YOUR INSTRUCTIONS> Every record below should be written out exactly; pictures stay out.

SOURCE RECORDS>

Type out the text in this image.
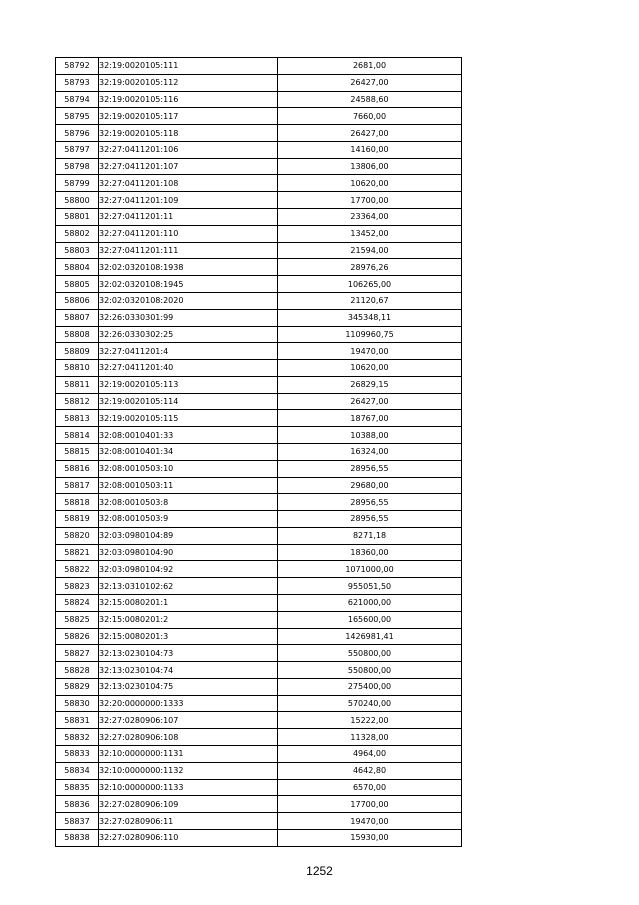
58792	32:19:0020105:111	2681,00
58793	32:19:0020105:112	26427,00
58794	32:19:0020105:116	24588,60
58795	32:19:0020105:117	7660,00
58796	32:19:0020105:118	26427,00
58797	32:27:0411201:106	14160,00
58798	32:27:0411201:107	13806,00
58799	32:27:0411201:108	10620,00
58800	32:27:0411201:109	17700,00
58801	32:27:0411201:11	23364,00
58802	32:27:0411201:110	13452,00
58803	32:27:0411201:111	21594,00
58804	32:02:0320108:1938	28976,26
58805	32:02:0320108:1945	106265,00
58806	32:02:0320108:2020	21120,67
58807	32:26:0330301:99	345348,11
58808	32:26:0330302:25	1109960,75
58809	32:27:0411201:4	19470,00
58810	32:27:0411201:40	10620,00
58811	32:19:0020105:113	26829,15
58812	32:19:0020105:114	26427,00
58813	32:19:0020105:115	18767,00
58814	32:08:0010401:33	10388,00
58815	32:08:0010401:34	16324,00
58816	32:08:0010503:10	28956,55
58817	32:08:0010503:11	29680,00
58818	32:08:0010503:8	28956,55
58819	32:08:0010503:9	28956,55
58820	32:03:0980104:89	8271,18
58821	32:03:0980104:90	18360,00
58822	32:03:0980104:92	1071000,00
58823	32:13:0310102:62	955051,50
58824	32:15:0080201:1	621000,00
58825	32:15:0080201:2	165600,00
58826	32:15:0080201:3	1426981,41
58827	32:13:0230104:73	550800,00
58828	32:13:0230104:74	550800,00
58829	32:13:0230104:75	275400,00
58830	32:20:0000000:1333	570240,00
58831	32:27:0280906:107	15222,00
58832	32:27:0280906:108	11328,00
58833	32:10:0000000:1131	4964,00
58834	32:10:0000000:1132	4642,80
58835	32:10:0000000:1133	6570,00
58836	32:27:0280906:109	17700,00
58837	32:27:0280906:11	19470,00
58838	32:27:0280906:110	15930,00
1252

THE COMPLETED TASK>
Type out the text in this image.
58792	32:19:0020105:111	2681,00
58793	32:19:0020105:112	26427,00
58794	32:19:0020105:116	24588,60
58795	32:19:0020105:117	7660,00
58796	32:19:0020105:118	26427,00
58797	32:27:0411201:106	14160,00
58798	32:27:0411201:107	13806,00
58799	32:27:0411201:108	10620,00
58800	32:27:0411201:109	17700,00
58801	32:27:0411201:11	23364,00
58802	32:27:0411201:110	13452,00
58803	32:27:0411201:111	21594,00
58804	32:02:0320108:1938	28976,26
58805	32:02:0320108:1945	106265,00
58806	32:02:0320108:2020	21120,67
58807	32:26:0330301:99	345348,11
58808	32:26:0330302:25	1109960,75
58809	32:27:0411201:4	19470,00
58810	32:27:0411201:40	10620,00
58811	32:19:0020105:113	26829,15
58812	32:19:0020105:114	26427,00
58813	32:19:0020105:115	18767,00
58814	32:08:0010401:33	10388,00
58815	32:08:0010401:34	16324,00
58816	32:08:0010503:10	28956,55
58817	32:08:0010503:11	29680,00
58818	32:08:0010503:8	28956,55
58819	32:08:0010503:9	28956,55
58820	32:03:0980104:89	8271,18
58821	32:03:0980104:90	18360,00
58822	32:03:0980104:92	1071000,00
58823	32:13:0310102:62	955051,50
58824	32:15:0080201:1	621000,00
58825	32:15:0080201:2	165600,00
58826	32:15:0080201:3	1426981,41
58827	32:13:0230104:73	550800,00
58828	32:13:0230104:74	550800,00
58829	32:13:0230104:75	275400,00
58830	32:20:0000000:1333	570240,00
58831	32:27:0280906:107	15222,00
58832	32:27:0280906:108	11328,00
58833	32:10:0000000:1131	4964,00
58834	32:10:0000000:1132	4642,80
58835	32:10:0000000:1133	6570,00
58836	32:27:0280906:109	17700,00
58837	32:27:0280906:11	19470,00
58838	32:27:0280906:110	15930,00
1252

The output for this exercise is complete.